**SET EXERCISE:** Please retype the data in full and exactly; the pictures are not part of the copy.

---- DATA ENTRIES

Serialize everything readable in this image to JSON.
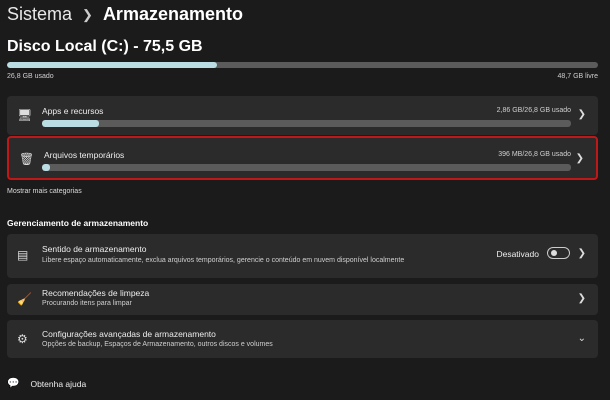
{
  "breadcrumb": {
    "parent": "Sistema",
    "current": "Armazenamento"
  },
  "disk": {
    "title": "Disco Local (C:) - 75,5 GB",
    "used": "26,8 GB usado",
    "free": "48,7 GB livre",
    "used_fraction": 0.355
  },
  "categories": [
    {
      "label": "Apps e recursos",
      "usage": "2,86 GB/26,8 GB usado",
      "fraction": 0.107,
      "icon": "apps-icon"
    },
    {
      "label": "Arquivos temporários",
      "usage": "396 MB/26,8 GB usado",
      "fraction": 0.014,
      "icon": "trash-icon"
    }
  ],
  "show_more": "Mostrar mais categorias",
  "management": {
    "heading": "Gerenciamento de armazenamento",
    "items": [
      {
        "title": "Sentido de armazenamento",
        "subtitle": "Libere espaço automaticamente, exclua arquivos temporários, gerencie o conteúdo em nuvem disponível localmente",
        "toggle_label": "Desativado",
        "toggle_on": false
      },
      {
        "title": "Recomendações de limpeza",
        "subtitle": "Procurando itens para limpar"
      },
      {
        "title": "Configurações avançadas de armazenamento",
        "subtitle": "Opções de backup, Espaços de Armazenamento, outros discos e volumes"
      }
    ]
  },
  "help": "Obtenha ajuda",
  "colors": {
    "bar_fill": "#b9dde2",
    "highlight": "#c01818"
  }
}
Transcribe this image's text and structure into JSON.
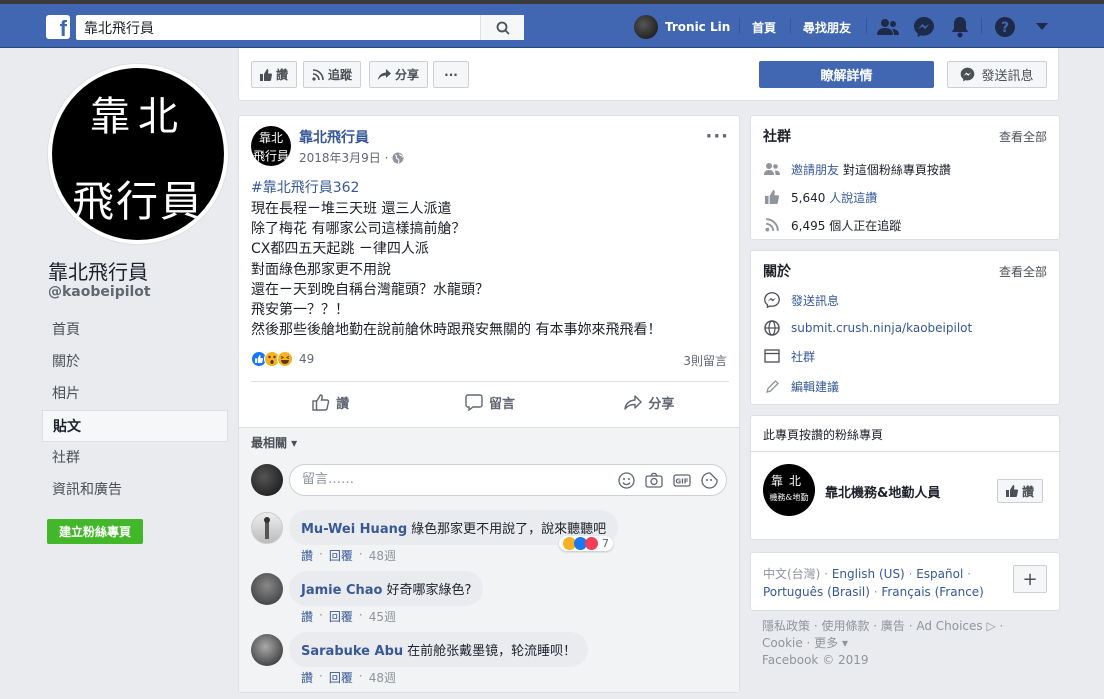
{
  "topbar": {
    "search_value": "靠北飛行員",
    "user_name": "Tronic Lin",
    "nav": [
      "首頁",
      "尋找朋友"
    ]
  },
  "page": {
    "name": "靠北飛行員",
    "handle": "@kaobeipilot",
    "pic_line1": "靠北",
    "pic_line2": "飛行員",
    "side_nav": [
      "首頁",
      "關於",
      "相片",
      "貼文",
      "社群",
      "資訊和廣告"
    ],
    "active_nav": "貼文",
    "create_button": "建立粉絲專頁"
  },
  "action_bar": {
    "like": "讚",
    "follow": "追蹤",
    "share": "分享",
    "more": "···",
    "learn_more": "瞭解詳情",
    "send_message": "發送訊息"
  },
  "post": {
    "author": "靠北飛行員",
    "avatar_text_1": "靠北",
    "avatar_text_2": "飛行員",
    "date": "2018年3月9日 ·",
    "hashtag": "#靠北飛行員362",
    "body": "現在長程ㄧ堆三天班 還三人派遣\n除了梅花 有哪家公司這樣搞前艙？\nCX都四五天起跳 ㄧ律四人派\n對面綠色那家更不用說\n還在ㄧ天到晚自稱台灣龍頭？水龍頭？\n飛安第一？？！\n然後那些後艙地勤在說前艙休時跟飛安無關的 有本事妳來飛飛看！",
    "reaction_count": "49",
    "comment_count": "3則留言",
    "actions": [
      "讚",
      "留言",
      "分享"
    ],
    "sort_label": "最相關 ▾",
    "comment_placeholder": "留言……"
  },
  "comments": [
    {
      "author": "Mu-Wei Huang",
      "text": "綠色那家更不用說了，說來聽聽吧",
      "like": "讚",
      "reply": "回覆",
      "time": "48週",
      "reactions": "7"
    },
    {
      "author": "Jamie Chao",
      "text": "好奇哪家綠色?",
      "like": "讚",
      "reply": "回覆",
      "time": "45週"
    },
    {
      "author": "Sarabuke Abu",
      "text": "在前舱张戴墨镜，轮流睡呗！",
      "like": "讚",
      "reply": "回覆",
      "time": "48週"
    }
  ],
  "community": {
    "title": "社群",
    "see_all": "查看全部",
    "invite_link": "邀請朋友",
    "invite_rest": "對這個粉絲專頁按讚",
    "likes_num": "5,640",
    "likes_rest": "人說這讚",
    "follows_num": "6,495",
    "follows_rest": "個人正在追蹤"
  },
  "about": {
    "title": "關於",
    "see_all": "查看全部",
    "message": "發送訊息",
    "website": "submit.crush.ninja/kaobeipilot",
    "category": "社群",
    "edit": "編輯建議"
  },
  "liked_pages": {
    "title": "此專頁按讚的粉絲專頁",
    "name": "靠北機務&地勤人員",
    "avatar_1": "靠北",
    "avatar_2": "機務&地勤",
    "like": "讚"
  },
  "languages": {
    "current": "中文(台灣)",
    "others": [
      "English (US)",
      "Español",
      "Português (Brasil)",
      "Français (France)"
    ],
    "add": "+"
  },
  "footer": {
    "line1": "隱私政策 · 使用條款 · 廣告 · Ad Choices ▷ ·",
    "line2": "Cookie · 更多 ▾",
    "line3": "Facebook © 2019"
  },
  "colors": {
    "brand": "#4267b2",
    "link": "#365899",
    "create_green": "#42b72a"
  }
}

--------

**EXERCISE RESULT:**
Serialize everything readable in this image to JSON.
{
  "breadcrumb": {
    "parent": "Sistema",
    "current": "Armazenamento"
  },
  "disk": {
    "title": "Disco Local (C:) - 75,5 GB",
    "used": "26,8 GB usado",
    "free": "48,7 GB livre",
    "used_fraction": 0.355
  },
  "categories": [
    {
      "label": "Apps e recursos",
      "usage": "2,86 GB/26,8 GB usado",
      "fraction": 0.107,
      "icon": "apps-icon"
    },
    {
      "label": "Arquivos temporários",
      "usage": "396 MB/26,8 GB usado",
      "fraction": 0.014,
      "icon": "trash-icon"
    }
  ],
  "show_more": "Mostrar mais categorias",
  "management": {
    "heading": "Gerenciamento de armazenamento",
    "items": [
      {
        "title": "Sentido de armazenamento",
        "subtitle": "Libere espaço automaticamente, exclua arquivos temporários, gerencie o conteúdo em nuvem disponível localmente",
        "toggle_label": "Desativado",
        "toggle_on": false
      },
      {
        "title": "Recomendações de limpeza",
        "subtitle": "Procurando itens para limpar"
      },
      {
        "title": "Configurações avançadas de armazenamento",
        "subtitle": "Opções de backup, Espaços de Armazenamento, outros discos e volumes"
      }
    ]
  },
  "help": "Obtenha ajuda",
  "colors": {
    "bar_fill": "#b9dde2",
    "highlight": "#c01818"
  }
}
Transcribe this image's text and structure into JSON.
{
  "topbar": {
    "search_value": "靠北飛行員",
    "user_name": "Tronic Lin",
    "nav": [
      "首頁",
      "尋找朋友"
    ]
  },
  "page": {
    "name": "靠北飛行員",
    "handle": "@kaobeipilot",
    "pic_line1": "靠北",
    "pic_line2": "飛行員",
    "side_nav": [
      "首頁",
      "關於",
      "相片",
      "貼文",
      "社群",
      "資訊和廣告"
    ],
    "active_nav": "貼文",
    "create_button": "建立粉絲專頁"
  },
  "action_bar": {
    "like": "讚",
    "follow": "追蹤",
    "share": "分享",
    "more": "···",
    "learn_more": "瞭解詳情",
    "send_message": "發送訊息"
  },
  "post": {
    "author": "靠北飛行員",
    "avatar_text_1": "靠北",
    "avatar_text_2": "飛行員",
    "date": "2018年3月9日 ·",
    "hashtag": "#靠北飛行員362",
    "body": "現在長程ㄧ堆三天班 還三人派遣\n除了梅花 有哪家公司這樣搞前艙？\nCX都四五天起跳 ㄧ律四人派\n對面綠色那家更不用說\n還在ㄧ天到晚自稱台灣龍頭？水龍頭？\n飛安第一？？！\n然後那些後艙地勤在說前艙休時跟飛安無關的 有本事妳來飛飛看！",
    "reaction_count": "49",
    "comment_count": "3則留言",
    "actions": [
      "讚",
      "留言",
      "分享"
    ],
    "sort_label": "最相關 ▾",
    "comment_placeholder": "留言……"
  },
  "comments": [
    {
      "author": "Mu-Wei Huang",
      "text": "綠色那家更不用說了，說來聽聽吧",
      "like": "讚",
      "reply": "回覆",
      "time": "48週",
      "reactions": "7"
    },
    {
      "author": "Jamie Chao",
      "text": "好奇哪家綠色?",
      "like": "讚",
      "reply": "回覆",
      "time": "45週"
    },
    {
      "author": "Sarabuke Abu",
      "text": "在前舱张戴墨镜，轮流睡呗！",
      "like": "讚",
      "reply": "回覆",
      "time": "48週"
    }
  ],
  "community": {
    "title": "社群",
    "see_all": "查看全部",
    "invite_link": "邀請朋友",
    "invite_rest": "對這個粉絲專頁按讚",
    "likes_num": "5,640",
    "likes_rest": "人說這讚",
    "follows_num": "6,495",
    "follows_rest": "個人正在追蹤"
  },
  "about": {
    "title": "關於",
    "see_all": "查看全部",
    "message": "發送訊息",
    "website": "submit.crush.ninja/kaobeipilot",
    "category": "社群",
    "edit": "編輯建議"
  },
  "liked_pages": {
    "title": "此專頁按讚的粉絲專頁",
    "name": "靠北機務&地勤人員",
    "avatar_1": "靠北",
    "avatar_2": "機務&地勤",
    "like": "讚"
  },
  "languages": {
    "current": "中文(台灣)",
    "others": [
      "English (US)",
      "Español",
      "Português (Brasil)",
      "Français (France)"
    ],
    "add": "+"
  },
  "footer": {
    "line1": "隱私政策 · 使用條款 · 廣告 · Ad Choices ▷ ·",
    "line2": "Cookie · 更多 ▾",
    "line3": "Facebook © 2019"
  },
  "colors": {
    "brand": "#4267b2",
    "link": "#365899",
    "create_green": "#42b72a"
  }
}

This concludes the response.